INPUT RECORDS =>
#####
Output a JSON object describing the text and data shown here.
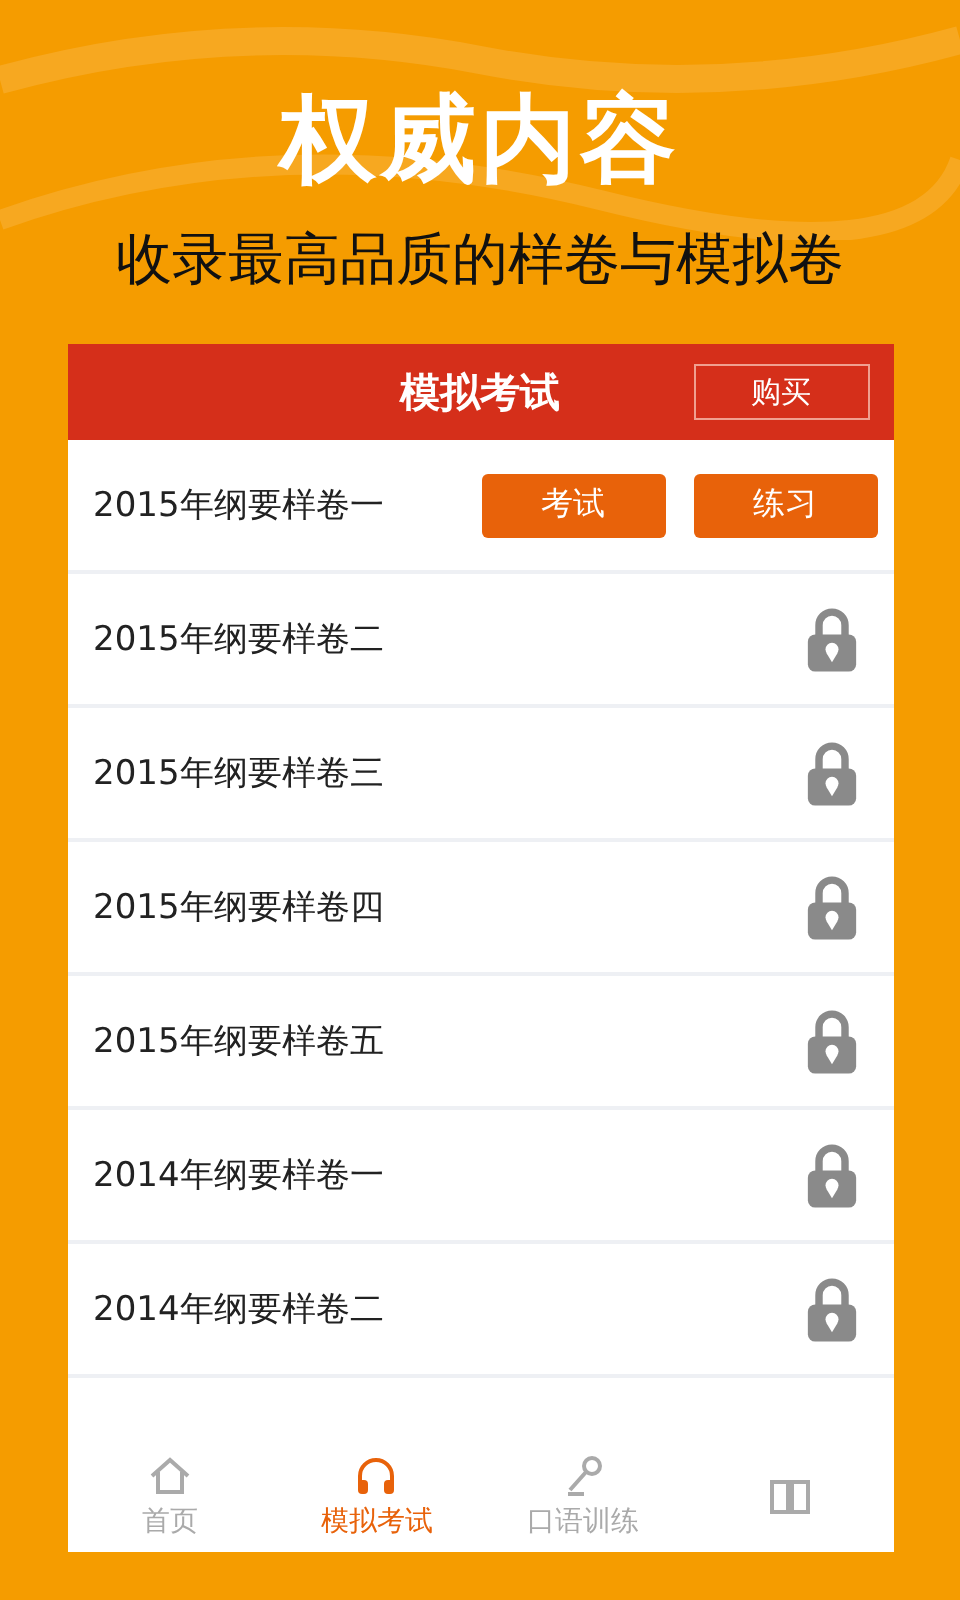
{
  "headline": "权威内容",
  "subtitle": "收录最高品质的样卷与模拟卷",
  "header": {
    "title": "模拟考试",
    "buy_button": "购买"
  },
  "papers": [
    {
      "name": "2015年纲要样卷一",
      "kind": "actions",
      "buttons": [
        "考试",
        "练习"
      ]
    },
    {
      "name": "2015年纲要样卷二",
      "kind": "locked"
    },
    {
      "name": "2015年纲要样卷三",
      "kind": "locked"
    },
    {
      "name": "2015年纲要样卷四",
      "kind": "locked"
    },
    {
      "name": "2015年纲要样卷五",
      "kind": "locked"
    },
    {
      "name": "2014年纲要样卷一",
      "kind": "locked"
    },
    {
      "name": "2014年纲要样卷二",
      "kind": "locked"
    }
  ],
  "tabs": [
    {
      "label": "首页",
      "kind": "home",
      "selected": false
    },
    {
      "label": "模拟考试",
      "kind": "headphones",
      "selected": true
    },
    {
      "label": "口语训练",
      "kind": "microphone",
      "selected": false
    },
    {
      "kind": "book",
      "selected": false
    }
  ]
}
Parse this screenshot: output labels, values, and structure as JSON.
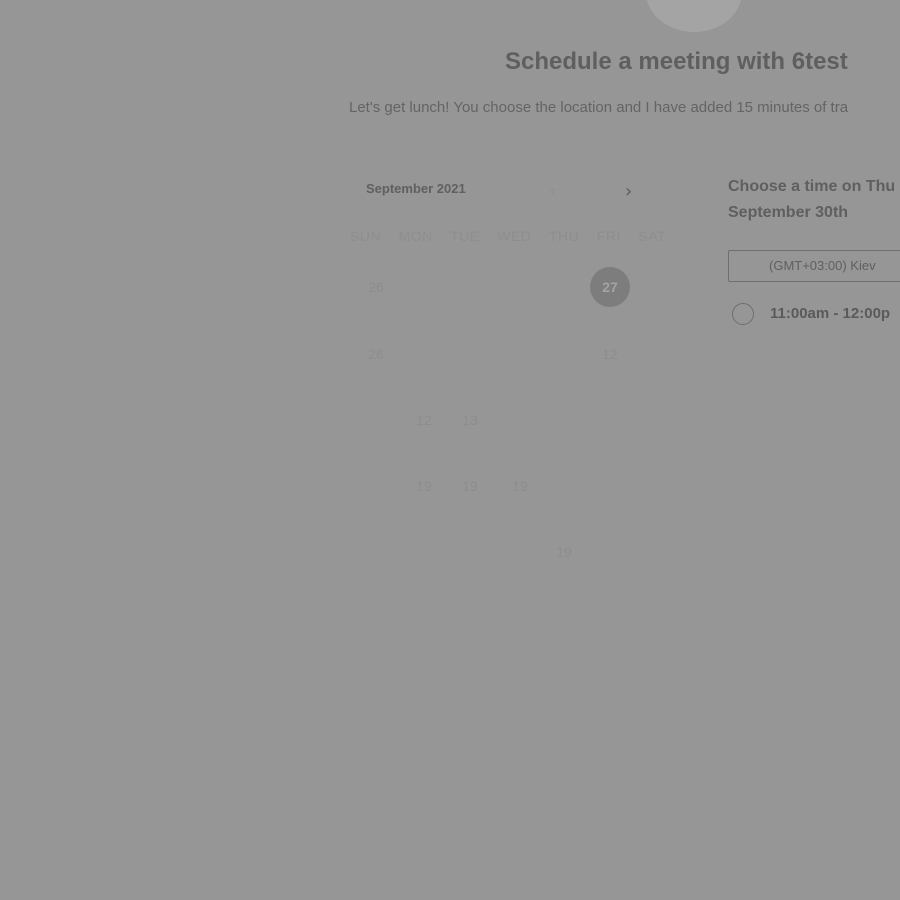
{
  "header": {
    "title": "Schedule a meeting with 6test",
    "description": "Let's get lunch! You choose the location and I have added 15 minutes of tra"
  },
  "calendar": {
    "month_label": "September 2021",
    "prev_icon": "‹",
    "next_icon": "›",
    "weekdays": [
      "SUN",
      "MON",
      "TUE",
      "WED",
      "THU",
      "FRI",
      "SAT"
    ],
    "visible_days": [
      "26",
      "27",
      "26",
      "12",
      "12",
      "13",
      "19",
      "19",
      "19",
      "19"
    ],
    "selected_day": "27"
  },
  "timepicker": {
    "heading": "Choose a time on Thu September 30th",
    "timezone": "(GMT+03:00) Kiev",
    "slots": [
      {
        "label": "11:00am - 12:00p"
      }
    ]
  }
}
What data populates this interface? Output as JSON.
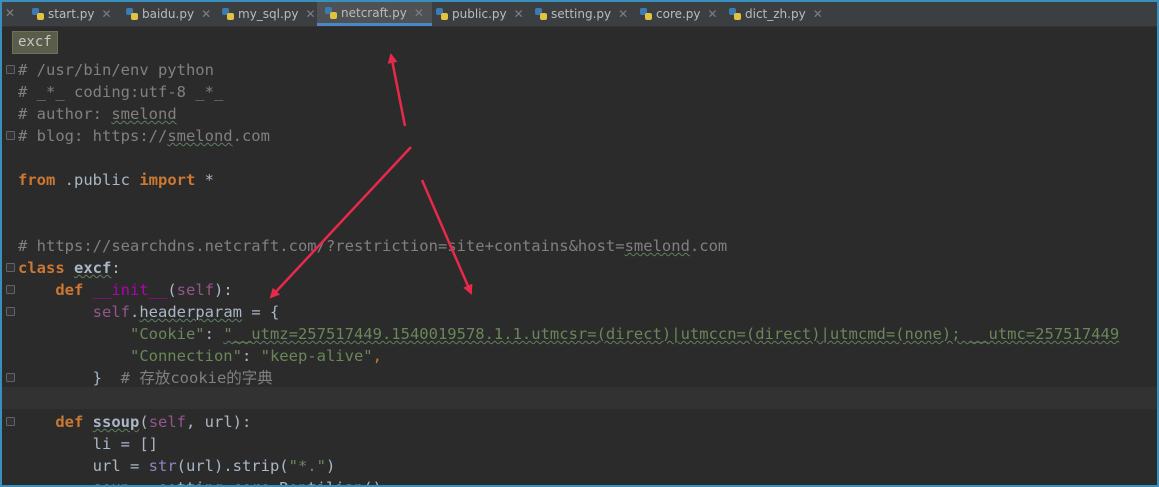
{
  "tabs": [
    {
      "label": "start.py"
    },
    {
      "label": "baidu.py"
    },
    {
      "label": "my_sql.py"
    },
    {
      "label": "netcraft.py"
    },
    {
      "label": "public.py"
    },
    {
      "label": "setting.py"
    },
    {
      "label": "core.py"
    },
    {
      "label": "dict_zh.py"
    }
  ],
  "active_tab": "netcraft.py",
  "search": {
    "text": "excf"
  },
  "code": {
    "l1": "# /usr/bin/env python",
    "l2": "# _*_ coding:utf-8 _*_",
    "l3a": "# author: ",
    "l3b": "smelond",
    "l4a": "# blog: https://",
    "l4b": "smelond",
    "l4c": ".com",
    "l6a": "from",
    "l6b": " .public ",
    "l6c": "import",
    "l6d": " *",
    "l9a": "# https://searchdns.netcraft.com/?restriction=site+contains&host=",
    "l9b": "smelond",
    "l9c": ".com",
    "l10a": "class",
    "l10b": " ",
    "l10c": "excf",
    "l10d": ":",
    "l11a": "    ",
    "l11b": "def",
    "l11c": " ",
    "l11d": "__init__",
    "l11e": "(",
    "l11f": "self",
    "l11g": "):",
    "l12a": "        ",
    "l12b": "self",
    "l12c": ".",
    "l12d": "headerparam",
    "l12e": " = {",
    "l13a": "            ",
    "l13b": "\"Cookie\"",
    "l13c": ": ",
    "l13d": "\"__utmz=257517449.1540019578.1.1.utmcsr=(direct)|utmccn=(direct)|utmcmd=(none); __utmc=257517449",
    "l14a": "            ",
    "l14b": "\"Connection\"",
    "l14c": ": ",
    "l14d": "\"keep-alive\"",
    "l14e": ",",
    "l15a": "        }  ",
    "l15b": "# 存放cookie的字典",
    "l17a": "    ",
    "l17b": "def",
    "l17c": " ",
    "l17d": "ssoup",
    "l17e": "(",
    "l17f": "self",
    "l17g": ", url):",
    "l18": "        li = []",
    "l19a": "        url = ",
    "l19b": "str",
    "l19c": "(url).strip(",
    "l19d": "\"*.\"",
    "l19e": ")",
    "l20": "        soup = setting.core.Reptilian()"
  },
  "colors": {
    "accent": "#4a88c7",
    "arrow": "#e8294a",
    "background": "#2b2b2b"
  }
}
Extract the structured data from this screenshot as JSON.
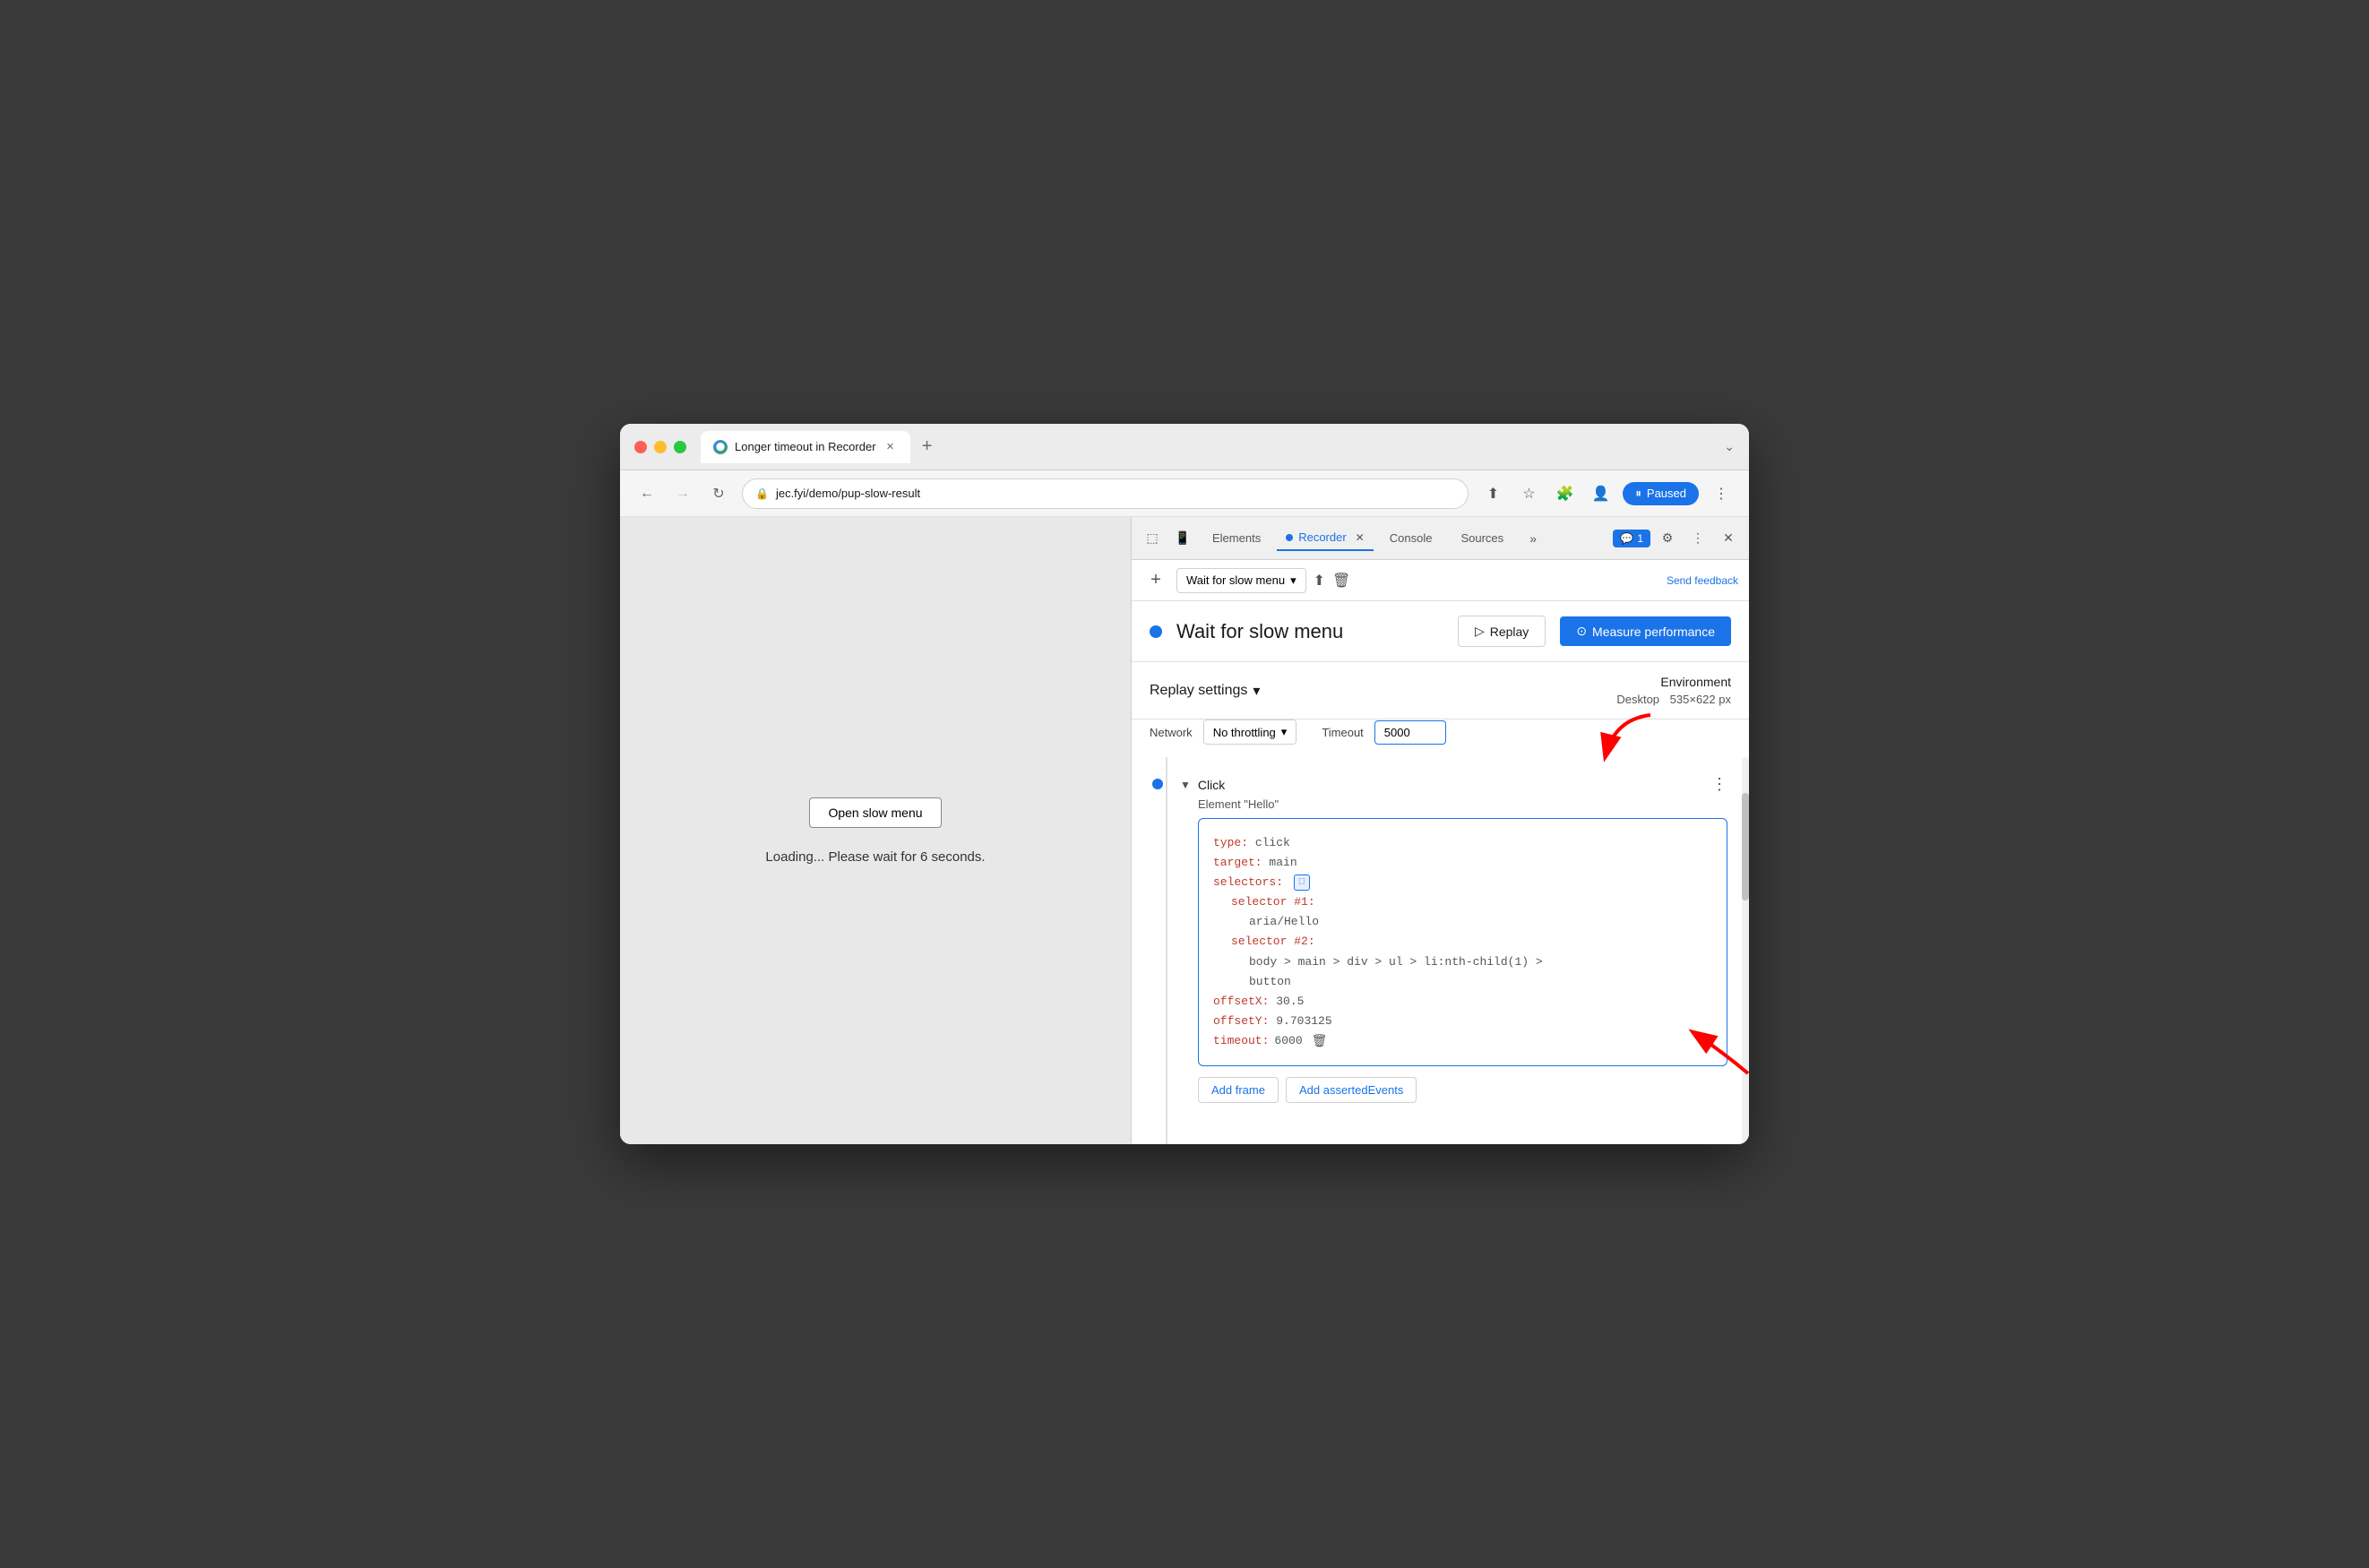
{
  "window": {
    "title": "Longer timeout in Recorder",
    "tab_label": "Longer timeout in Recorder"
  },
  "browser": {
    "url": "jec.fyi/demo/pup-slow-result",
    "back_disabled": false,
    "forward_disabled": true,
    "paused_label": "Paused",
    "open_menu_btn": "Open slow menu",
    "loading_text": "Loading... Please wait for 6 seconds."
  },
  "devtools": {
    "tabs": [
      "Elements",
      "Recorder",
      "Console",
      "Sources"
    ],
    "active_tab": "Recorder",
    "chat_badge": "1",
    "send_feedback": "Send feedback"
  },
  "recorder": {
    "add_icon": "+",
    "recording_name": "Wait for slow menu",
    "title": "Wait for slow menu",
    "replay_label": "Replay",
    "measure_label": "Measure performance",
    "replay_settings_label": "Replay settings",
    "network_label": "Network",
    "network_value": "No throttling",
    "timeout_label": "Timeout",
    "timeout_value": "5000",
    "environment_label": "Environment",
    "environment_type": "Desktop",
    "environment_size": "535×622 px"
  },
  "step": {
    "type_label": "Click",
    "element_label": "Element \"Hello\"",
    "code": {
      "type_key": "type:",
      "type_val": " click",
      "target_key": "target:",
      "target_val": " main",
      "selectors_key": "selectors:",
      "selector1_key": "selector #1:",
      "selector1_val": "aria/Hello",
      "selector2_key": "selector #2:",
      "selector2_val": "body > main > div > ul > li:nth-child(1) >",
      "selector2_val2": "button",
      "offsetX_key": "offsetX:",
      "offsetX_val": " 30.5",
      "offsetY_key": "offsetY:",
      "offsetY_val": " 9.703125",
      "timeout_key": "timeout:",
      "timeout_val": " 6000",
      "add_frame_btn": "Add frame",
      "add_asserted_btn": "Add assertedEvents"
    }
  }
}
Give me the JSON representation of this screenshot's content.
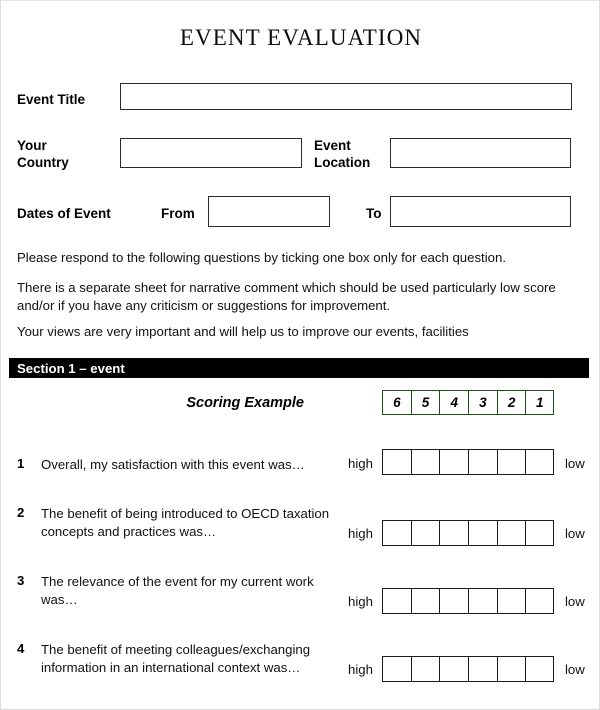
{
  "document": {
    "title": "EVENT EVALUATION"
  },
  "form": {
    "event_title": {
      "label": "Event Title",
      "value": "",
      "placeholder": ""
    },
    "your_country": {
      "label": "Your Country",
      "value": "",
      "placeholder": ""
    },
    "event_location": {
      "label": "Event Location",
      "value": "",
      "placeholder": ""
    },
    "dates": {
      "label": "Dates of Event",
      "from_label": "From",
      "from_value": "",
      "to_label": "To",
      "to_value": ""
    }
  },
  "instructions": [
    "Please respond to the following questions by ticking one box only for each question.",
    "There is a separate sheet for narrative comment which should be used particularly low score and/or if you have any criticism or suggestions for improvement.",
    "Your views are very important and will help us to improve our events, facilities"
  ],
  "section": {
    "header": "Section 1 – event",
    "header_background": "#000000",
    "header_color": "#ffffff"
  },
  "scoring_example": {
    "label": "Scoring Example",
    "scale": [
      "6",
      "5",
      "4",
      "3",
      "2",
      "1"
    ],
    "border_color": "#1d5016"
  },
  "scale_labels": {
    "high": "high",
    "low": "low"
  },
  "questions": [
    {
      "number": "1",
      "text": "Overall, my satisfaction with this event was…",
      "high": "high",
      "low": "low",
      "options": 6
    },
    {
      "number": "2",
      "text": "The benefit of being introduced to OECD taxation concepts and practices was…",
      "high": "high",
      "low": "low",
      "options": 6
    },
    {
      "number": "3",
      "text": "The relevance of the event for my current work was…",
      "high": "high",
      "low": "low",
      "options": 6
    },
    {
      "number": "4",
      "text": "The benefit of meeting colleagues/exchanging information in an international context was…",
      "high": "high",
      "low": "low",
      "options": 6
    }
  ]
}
#####
EXERCISE PROMPT =>
Look through the entries and work out how many lines have the word "screenshot" in them; reply with that number only.

THE RESPONSE =>
3